● PASSAGE PROVIDED
☆ ☆ ☆ ☆ ☆
Why Safety Culture Is More Contagious Than You Think

Why Safety Culture Is More Contagious Than You Think

Jun 29, 2026 | By

Why Safety Culture Is More Contagious Than You Think

Most organisations invest heavily in safety systems. They develop procedures, conduct training, issue safety alerts and investigate incidents in the hope that people will make safer decisions.

Yet anyone who has worked across multiple sites knows that something else is happening.

The same individual can move from one workplace to another and, within a matter of weeks, begin behaving completely differently. A conscientious worker can quickly adopt unsafe shortcuts. Equally, someone arriving from a poor safety environment can become an excellent role model in a strong safety culture.

If the procedures are largely the same, what changes?

The answer is culture.

People Learn Safety From People

Human beings are social creatures. Long before we learn through formal instruction, we learn through observation. We watch those around us, imitate behaviours that appear successful and gradually adopt the unwritten rules of the groups we belong to.
☆ ☆ ☆ ☆ ☆
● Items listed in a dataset
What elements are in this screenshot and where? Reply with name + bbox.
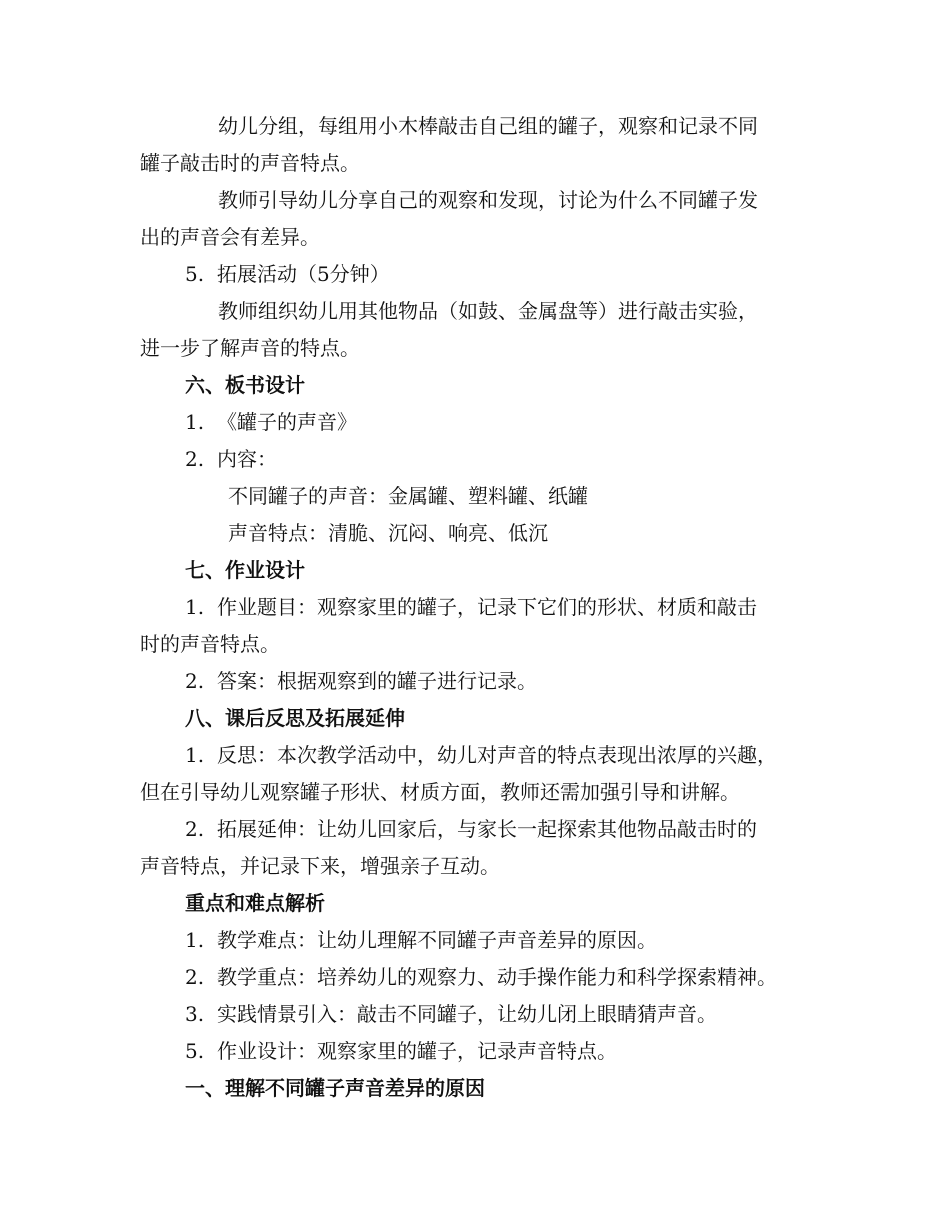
paragraph-line bbox=[140, 293, 810, 330]
line-text: 教学难点：让幼儿理解不同罐子声音差异的原因。 bbox=[217, 928, 657, 952]
list-number: 3. bbox=[185, 1002, 205, 1026]
list-number: 1. bbox=[185, 928, 205, 952]
line-text: 答案：根据观察到的罐子进行记录。 bbox=[217, 669, 537, 693]
list-item bbox=[140, 811, 810, 848]
paragraph-line bbox=[140, 182, 810, 219]
line-text: 幼儿分组，每组用小木棒敲击自己组的罐子，观察和记录不同 bbox=[218, 114, 758, 138]
line-text: 罐子敲击时的声音特点。 bbox=[140, 151, 360, 175]
list-item bbox=[140, 441, 810, 478]
line-text: 声音特点，并记录下来，增强亲子互动。 bbox=[140, 854, 500, 878]
list-item bbox=[140, 737, 810, 774]
line-text: 实践情景引入：敲击不同罐子，让幼儿闭上眼睛猜声音。 bbox=[217, 1002, 717, 1026]
list-number: 1. bbox=[185, 743, 205, 767]
paragraph-line bbox=[140, 848, 810, 885]
list-item bbox=[140, 959, 810, 996]
paragraph-line bbox=[140, 330, 810, 367]
line-text: 作业题目：观察家里的罐子，记录下它们的形状、材质和敲击 bbox=[217, 595, 757, 619]
list-item bbox=[140, 256, 810, 293]
line-text: 拓展延伸：让幼儿回家后，与家长一起探索其他物品敲击时的 bbox=[217, 817, 757, 841]
list-number: 1. bbox=[185, 595, 205, 619]
section-heading bbox=[140, 885, 810, 922]
list-item bbox=[140, 996, 810, 1033]
paragraph-line bbox=[140, 626, 810, 663]
section-heading bbox=[140, 367, 810, 404]
heading-text: 一、理解不同罐子声音差异的原因 bbox=[185, 1076, 485, 1100]
line-text: 教师引导幼儿分享自己的观察和发现，讨论为什么不同罐子发 bbox=[218, 188, 758, 212]
line-text: 教学重点：培养幼儿的观察力、动手操作能力和科学探索精神。 bbox=[217, 965, 777, 989]
paragraph-line bbox=[140, 515, 810, 552]
line-text: 内容： bbox=[217, 447, 277, 471]
list-item bbox=[140, 589, 810, 626]
heading-text: 重点和难点解析 bbox=[185, 891, 325, 915]
list-item bbox=[140, 1033, 810, 1070]
document-page bbox=[140, 108, 810, 1107]
line-text: 出的声音会有差异。 bbox=[140, 225, 320, 249]
line-text: 作业设计：观察家里的罐子，记录声音特点。 bbox=[217, 1039, 617, 1063]
paragraph-line bbox=[140, 145, 810, 182]
paragraph-line bbox=[140, 219, 810, 256]
list-number: 5. bbox=[185, 262, 205, 286]
list-number: 2. bbox=[185, 965, 205, 989]
heading-text: 七、作业设计 bbox=[185, 558, 305, 582]
list-item bbox=[140, 404, 810, 441]
list-item bbox=[140, 922, 810, 959]
list-number: 5. bbox=[185, 1039, 205, 1063]
heading-text: 六、板书设计 bbox=[185, 373, 305, 397]
list-number: 2. bbox=[185, 669, 205, 693]
list-item bbox=[140, 663, 810, 700]
section-heading bbox=[140, 700, 810, 737]
line-text: 声音特点：清脆、沉闷、响亮、低沉 bbox=[228, 521, 548, 545]
paragraph-line bbox=[140, 478, 810, 515]
heading-text: 八、课后反思及拓展延伸 bbox=[185, 706, 405, 730]
line-text: 但在引导幼儿观察罐子形状、材质方面，教师还需加强引导和讲解。 bbox=[140, 780, 740, 804]
paragraph-line bbox=[140, 108, 810, 145]
line-text: 《罐子的声音》 bbox=[217, 410, 357, 434]
list-number: 2. bbox=[185, 817, 205, 841]
paragraph-line bbox=[140, 774, 810, 811]
line-text: 拓展活动（5分钟） bbox=[217, 262, 390, 286]
line-text: 时的声音特点。 bbox=[140, 632, 280, 656]
line-text: 不同罐子的声音：金属罐、塑料罐、纸罐 bbox=[228, 484, 588, 508]
line-text: 进一步了解声音的特点。 bbox=[140, 336, 360, 360]
section-heading bbox=[140, 1070, 810, 1107]
section-heading bbox=[140, 552, 810, 589]
list-number: 1. bbox=[185, 410, 205, 434]
line-text: 反思：本次教学活动中，幼儿对声音的特点表现出浓厚的兴趣， bbox=[217, 743, 777, 767]
list-number: 2. bbox=[185, 447, 205, 471]
line-text: 教师组织幼儿用其他物品（如鼓、金属盘等）进行敲击实验， bbox=[218, 299, 758, 323]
☆ ☆ ☆ ☆ ☆
● WHAT TO PRODUCE
Proceed with the safety culture article from its last sentence, carrying on the point about how people pick up safety habits from those around them.

● WRITTEN REPLY
Safety is no different.

New employees rarely learn how work is really done from the procedure manual. They learn by watching experienced operators, supervisors and colleagues. They quickly identify what behaviours are rewarded, what shortcuts are tolerated and what “normal” looks like.

In many respects, safety behaviour is contagious.  Good habits spread. Unfortunately, bad habits spread just as easily.  This is why changing procedures alone rarely changes behaviour. Unless the social norms change, people naturally drift towards the behaviours that are accepted by those around them.

Small Changes Can Reach a Tipping Point

One of the most encouraging aspects of organisational behaviour is that culture does not require everyone to change simultaneously.  Research into organisational networks suggests that relatively small groups of influential people often shape the behaviour of much larger populations. Malcolm Gladwell popularised this idea as The Tipping Point – the moment when small changes begin to spread rapidly through a community.

Every organisation has its experts, connectors and respected opinion leaders. These individuals may or may not hold senior positions, but people watch them closely.  When these individuals consistently demonstrate excellent safety leadership, ask better questions, challenge unsafe behaviours and openly discuss risk, others begin to follow. Culture starts to move.

The objective is not to convince everyone individually. It is to create enough positive influence that safe behaviour becomes the accepted norm.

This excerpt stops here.